TEXT SECTION —
= = = =

Andrew Templeton is Vancouver-based writer and playwright who's had plays produced in Vancouver and London.

Sherry J Yoon, My Dad, My Dog, Boca del Lupo Sherry J Yoon, My Dad, My Dog, Boca del Lupo
A tall, blank screen dominates Boca del Lupo’s My Dad, My Dog. The screen fills with a variety of images, some animated, some magnified sets and props manipulated live by Jay White, who stands on one side of the stage, wearing an apron like a modern day Geppetto. The images are sharp and effective, forming clever backdrops to the action, with White’s monstrously magnified hand appearing occasionally to open doors and move furniture. It looks great. And anyone who grew up in Canada with the Friendly Giant will no doubt smile. Although the projections were high-tech there was something old fashioned about the whole artifice. The machinery White operates reminded me of a doll-sized opera house. This sense of 19th century stage-craft was nicely complemented by the live piano playing of Alicia Hansen who resides on the opposite side of the stage from White.

Before seeing the My Dad, My Dog, a number of people told me they found it charming or delightful. While the imagery created by White gives the show a lyrical and at times child-like softness, this work is steely at its core. Even the central narrative conceit embodies this tension. Sherry J Yoon, one of the creators and performers, appears at the top of the show as herself to explain what inspired the piece: she became convinced that her dog was her father reincarnated. While this might appear an absurdist notion—at least to Western ears—it evokes a painful story of death and, as Yoon alludes, the fate of the soul of a violent man. Precisely what the steel core of My Dad, My Dog is remains a mystery to me, a blank, and maybe this is appropriate.

= = = =

DATA EXTRACT —
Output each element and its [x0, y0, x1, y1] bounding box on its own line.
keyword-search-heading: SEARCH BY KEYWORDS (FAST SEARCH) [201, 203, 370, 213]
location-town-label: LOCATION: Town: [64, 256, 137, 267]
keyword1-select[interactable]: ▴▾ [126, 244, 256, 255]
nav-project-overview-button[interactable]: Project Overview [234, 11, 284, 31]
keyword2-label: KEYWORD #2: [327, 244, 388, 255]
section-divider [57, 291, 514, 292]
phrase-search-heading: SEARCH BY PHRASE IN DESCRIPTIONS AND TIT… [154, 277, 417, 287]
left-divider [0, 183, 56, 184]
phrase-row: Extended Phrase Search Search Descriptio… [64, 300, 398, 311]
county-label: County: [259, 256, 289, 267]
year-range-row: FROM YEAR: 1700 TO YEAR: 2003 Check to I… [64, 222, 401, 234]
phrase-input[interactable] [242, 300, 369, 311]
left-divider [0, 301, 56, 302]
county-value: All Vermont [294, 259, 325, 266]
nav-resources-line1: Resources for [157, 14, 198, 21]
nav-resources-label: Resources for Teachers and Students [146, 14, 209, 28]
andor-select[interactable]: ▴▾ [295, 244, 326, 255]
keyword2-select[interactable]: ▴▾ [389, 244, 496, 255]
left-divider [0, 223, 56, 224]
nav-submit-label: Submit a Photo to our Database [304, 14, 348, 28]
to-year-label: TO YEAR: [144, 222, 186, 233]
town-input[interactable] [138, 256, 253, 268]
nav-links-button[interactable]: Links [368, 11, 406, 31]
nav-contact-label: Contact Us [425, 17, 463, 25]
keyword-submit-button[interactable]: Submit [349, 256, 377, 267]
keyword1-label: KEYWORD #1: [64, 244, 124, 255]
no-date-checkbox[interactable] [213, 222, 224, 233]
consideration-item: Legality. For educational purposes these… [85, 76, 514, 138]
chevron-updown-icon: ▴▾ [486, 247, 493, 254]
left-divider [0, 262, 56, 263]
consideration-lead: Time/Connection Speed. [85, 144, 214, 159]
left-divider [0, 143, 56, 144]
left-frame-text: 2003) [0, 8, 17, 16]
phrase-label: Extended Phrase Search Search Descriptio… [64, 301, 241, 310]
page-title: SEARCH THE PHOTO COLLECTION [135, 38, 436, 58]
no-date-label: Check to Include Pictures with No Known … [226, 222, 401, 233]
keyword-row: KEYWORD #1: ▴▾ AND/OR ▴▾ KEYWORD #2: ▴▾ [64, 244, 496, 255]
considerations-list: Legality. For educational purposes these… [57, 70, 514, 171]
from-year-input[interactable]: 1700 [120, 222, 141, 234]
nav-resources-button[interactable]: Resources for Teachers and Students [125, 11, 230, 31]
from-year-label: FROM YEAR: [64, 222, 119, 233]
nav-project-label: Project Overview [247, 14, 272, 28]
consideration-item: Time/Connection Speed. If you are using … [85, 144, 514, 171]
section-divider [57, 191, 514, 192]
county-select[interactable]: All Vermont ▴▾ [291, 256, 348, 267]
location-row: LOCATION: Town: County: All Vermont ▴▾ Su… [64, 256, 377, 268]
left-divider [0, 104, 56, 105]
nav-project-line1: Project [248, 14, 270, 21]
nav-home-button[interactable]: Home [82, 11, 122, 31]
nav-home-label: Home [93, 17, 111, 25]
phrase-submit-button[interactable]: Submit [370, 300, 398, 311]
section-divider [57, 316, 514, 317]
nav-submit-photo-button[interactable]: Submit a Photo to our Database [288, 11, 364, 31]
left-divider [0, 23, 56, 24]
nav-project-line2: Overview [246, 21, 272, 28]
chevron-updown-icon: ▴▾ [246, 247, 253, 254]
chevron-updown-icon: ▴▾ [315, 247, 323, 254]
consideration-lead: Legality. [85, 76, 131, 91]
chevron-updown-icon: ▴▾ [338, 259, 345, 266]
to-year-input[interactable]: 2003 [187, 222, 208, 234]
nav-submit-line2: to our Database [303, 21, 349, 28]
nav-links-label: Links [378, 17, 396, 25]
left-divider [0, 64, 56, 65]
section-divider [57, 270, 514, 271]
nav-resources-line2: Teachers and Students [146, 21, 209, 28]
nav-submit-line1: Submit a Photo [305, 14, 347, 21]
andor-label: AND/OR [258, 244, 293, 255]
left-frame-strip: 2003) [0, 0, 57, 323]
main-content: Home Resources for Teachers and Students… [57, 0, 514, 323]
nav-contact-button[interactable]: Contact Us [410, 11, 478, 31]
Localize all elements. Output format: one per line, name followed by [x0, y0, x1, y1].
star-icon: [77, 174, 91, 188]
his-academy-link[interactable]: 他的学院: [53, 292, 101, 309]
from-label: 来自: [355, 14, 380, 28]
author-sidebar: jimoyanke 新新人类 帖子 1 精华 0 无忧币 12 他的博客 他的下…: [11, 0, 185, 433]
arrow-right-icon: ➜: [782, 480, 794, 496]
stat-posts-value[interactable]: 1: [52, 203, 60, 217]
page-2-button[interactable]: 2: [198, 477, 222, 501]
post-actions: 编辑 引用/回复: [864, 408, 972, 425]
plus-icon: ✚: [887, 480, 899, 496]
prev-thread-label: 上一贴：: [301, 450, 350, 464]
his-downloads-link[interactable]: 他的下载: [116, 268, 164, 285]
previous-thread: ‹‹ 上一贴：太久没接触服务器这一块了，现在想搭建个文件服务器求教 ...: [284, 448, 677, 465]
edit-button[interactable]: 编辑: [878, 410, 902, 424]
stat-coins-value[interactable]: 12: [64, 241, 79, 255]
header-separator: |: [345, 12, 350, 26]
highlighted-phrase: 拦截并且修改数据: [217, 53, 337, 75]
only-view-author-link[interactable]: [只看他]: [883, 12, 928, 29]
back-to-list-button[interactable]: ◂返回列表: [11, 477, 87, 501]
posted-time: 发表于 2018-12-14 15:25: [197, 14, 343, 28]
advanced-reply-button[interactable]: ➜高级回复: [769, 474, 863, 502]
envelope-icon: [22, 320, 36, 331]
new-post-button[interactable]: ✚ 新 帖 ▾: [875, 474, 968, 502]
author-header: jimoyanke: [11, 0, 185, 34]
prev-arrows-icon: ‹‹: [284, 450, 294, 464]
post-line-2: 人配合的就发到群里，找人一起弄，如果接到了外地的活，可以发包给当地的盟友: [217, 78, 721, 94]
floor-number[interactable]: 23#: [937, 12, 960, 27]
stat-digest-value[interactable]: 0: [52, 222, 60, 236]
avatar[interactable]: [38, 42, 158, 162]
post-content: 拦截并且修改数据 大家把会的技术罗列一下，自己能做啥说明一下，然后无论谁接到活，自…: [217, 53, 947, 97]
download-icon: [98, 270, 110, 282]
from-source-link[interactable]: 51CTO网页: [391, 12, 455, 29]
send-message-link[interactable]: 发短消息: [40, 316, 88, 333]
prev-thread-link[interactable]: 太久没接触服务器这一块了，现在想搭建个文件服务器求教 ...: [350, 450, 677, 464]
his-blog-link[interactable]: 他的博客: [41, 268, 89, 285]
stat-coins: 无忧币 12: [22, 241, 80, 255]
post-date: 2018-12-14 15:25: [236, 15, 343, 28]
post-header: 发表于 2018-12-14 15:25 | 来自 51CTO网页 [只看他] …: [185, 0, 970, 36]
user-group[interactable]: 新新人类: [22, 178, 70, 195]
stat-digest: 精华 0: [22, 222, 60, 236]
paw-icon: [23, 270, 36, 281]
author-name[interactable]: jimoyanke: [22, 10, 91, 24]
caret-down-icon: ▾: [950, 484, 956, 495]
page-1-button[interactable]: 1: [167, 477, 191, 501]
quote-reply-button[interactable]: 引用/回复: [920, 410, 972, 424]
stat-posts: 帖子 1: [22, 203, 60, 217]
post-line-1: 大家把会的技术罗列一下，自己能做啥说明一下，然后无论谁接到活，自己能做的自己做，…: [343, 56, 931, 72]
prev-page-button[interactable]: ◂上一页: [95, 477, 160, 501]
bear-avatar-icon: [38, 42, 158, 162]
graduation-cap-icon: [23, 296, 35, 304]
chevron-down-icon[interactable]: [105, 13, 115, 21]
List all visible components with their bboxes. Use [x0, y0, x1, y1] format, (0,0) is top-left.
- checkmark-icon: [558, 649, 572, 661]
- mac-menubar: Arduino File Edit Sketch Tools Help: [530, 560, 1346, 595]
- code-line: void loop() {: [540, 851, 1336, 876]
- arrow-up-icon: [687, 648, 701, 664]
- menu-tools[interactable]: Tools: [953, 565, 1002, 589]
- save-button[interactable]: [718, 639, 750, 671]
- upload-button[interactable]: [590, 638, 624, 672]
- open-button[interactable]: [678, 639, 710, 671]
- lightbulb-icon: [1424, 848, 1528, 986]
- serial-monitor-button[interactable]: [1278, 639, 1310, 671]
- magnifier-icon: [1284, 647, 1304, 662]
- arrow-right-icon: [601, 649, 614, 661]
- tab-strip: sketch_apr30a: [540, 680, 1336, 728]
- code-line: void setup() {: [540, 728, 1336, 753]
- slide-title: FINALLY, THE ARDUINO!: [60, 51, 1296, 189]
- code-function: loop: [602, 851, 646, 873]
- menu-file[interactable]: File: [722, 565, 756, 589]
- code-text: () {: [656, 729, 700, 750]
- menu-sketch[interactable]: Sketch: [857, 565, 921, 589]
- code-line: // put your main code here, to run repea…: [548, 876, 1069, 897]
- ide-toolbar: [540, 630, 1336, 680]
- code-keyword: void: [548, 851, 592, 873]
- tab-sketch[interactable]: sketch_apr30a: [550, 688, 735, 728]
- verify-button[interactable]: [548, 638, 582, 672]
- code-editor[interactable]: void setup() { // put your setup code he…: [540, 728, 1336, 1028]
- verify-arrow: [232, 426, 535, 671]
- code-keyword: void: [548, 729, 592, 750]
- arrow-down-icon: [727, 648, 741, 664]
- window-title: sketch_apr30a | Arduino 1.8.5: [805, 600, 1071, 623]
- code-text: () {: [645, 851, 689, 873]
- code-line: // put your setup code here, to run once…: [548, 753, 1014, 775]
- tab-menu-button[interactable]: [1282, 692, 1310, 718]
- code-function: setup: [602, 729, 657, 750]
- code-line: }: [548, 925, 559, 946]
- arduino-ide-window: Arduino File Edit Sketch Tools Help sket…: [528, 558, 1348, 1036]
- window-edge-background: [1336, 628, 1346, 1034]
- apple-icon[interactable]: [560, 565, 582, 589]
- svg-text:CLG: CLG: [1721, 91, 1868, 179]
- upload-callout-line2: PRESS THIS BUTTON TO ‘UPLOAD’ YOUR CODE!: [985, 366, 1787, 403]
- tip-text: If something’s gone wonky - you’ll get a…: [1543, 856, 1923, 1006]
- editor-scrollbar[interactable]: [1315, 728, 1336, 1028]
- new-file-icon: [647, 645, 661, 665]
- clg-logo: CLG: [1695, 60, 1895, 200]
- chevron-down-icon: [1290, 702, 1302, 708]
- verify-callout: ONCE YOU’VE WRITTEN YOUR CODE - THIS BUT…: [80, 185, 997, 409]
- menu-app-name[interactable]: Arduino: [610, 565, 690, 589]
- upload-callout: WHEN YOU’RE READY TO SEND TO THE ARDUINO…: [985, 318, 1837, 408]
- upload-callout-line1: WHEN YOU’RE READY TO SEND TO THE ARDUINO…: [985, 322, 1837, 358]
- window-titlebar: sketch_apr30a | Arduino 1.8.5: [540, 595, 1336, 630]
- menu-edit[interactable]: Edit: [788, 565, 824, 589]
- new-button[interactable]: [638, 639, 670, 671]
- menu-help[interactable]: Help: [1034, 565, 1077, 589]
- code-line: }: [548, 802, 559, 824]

= = = =

EXERCISE — Extend the review of My Dad, My Dog, picking up after its last sentence. The lines above are not needed for this work.

REPLY —
The play is set in one of the last blank spots on the map: North Korea, a world we only glimpse through government controlled images. This is neatly played out when one of the characters attempts to take photos. We see what the foreigner sees through his viewfinder projected onto the screen: animated drawings of the rough and tumble of North Korean life. The translator moves the Westerner’s arm so that a sanitised, acceptable image is framed. The camera flashes and the drawing is replaced by a photo. The photos, which already have an inhuman bleakness to them, are made even more ominous. This filling in blank screens with controlled images set against what our imagination creates is a central motif of the work and one that is played with very effectively.

Yoon, who was born in Korea, tells us about the numerous cousins she has spread over both sides of the border separating North from South Korea. She plays an unnamed translator, an alternative version of herself had she grown up in North Korea. She portrays this character with a remarkable level of formality and control: another blank slate. Her interactions with two unnamed Canadians, a bird-fancier from Vancouver (James Fagan Tait) and a filmmaker from Canada’s east coast (Billy Marchenski) are filled with frustrating literalness. Everything is taken at face value. The translator in fact does no translating. Her job is to speak English to foreigners so that they understand what they can’t do. Her blankness is only really broken through her relationship with an animated dog. The other two characters also have their familiars, the Tait character has a pigeon, the filmmaker monsters, specifically King Kong who looks through his hotel room at one point. The Tait character, whose bird obsession makes him a self-imposed outsider, is a nice counterpoint to the state-sanctioned translator. The filmmaker’s relation to the other characters is not so clear and his reason for being in North Korea—to make a monster movie—stretches incredulity, even in a piece that stars an animated dog. I suspect the filmmaker character was created to underscore the theme of blank screens and the creation of images, but it doesn’t quite hang together for me.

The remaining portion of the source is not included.